-- Input records --
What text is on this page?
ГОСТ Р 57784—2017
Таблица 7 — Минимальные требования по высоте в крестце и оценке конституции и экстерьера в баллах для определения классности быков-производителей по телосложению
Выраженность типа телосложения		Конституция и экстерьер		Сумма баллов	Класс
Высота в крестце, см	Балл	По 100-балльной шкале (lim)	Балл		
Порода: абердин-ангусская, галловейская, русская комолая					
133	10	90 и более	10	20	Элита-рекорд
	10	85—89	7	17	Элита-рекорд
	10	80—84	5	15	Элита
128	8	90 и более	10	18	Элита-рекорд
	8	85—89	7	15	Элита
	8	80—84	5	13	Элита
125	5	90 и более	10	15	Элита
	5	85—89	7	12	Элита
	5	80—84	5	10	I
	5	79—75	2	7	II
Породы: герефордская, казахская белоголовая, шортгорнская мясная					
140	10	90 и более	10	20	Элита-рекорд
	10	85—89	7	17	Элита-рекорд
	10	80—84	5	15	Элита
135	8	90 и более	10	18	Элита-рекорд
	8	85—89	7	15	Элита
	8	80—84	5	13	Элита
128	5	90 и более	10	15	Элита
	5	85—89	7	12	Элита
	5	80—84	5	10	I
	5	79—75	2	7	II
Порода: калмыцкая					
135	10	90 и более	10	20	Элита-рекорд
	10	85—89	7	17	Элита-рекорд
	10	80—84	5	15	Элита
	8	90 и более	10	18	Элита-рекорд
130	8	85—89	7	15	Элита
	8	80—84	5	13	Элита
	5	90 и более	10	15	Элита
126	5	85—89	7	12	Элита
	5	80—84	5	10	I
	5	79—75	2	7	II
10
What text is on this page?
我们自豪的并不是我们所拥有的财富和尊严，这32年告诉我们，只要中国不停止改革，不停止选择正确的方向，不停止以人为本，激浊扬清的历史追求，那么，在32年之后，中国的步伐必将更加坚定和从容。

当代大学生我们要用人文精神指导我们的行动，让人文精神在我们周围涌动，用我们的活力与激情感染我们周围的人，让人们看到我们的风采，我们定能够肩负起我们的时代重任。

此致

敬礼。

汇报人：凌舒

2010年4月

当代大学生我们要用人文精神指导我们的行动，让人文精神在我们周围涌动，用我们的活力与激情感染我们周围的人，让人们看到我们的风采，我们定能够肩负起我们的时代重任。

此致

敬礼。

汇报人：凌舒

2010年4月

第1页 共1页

-- Job --
List the lines of the entries that include "крестце".

-- Response --
Таблица 7 — Минимальные требования по высоте в крестце и оценке конституции и экстерьера в баллах для определения классности быков-производителей по телосложению
Высота в крестце, см	Балл	По 100-балльной шкале (lim)	Балл		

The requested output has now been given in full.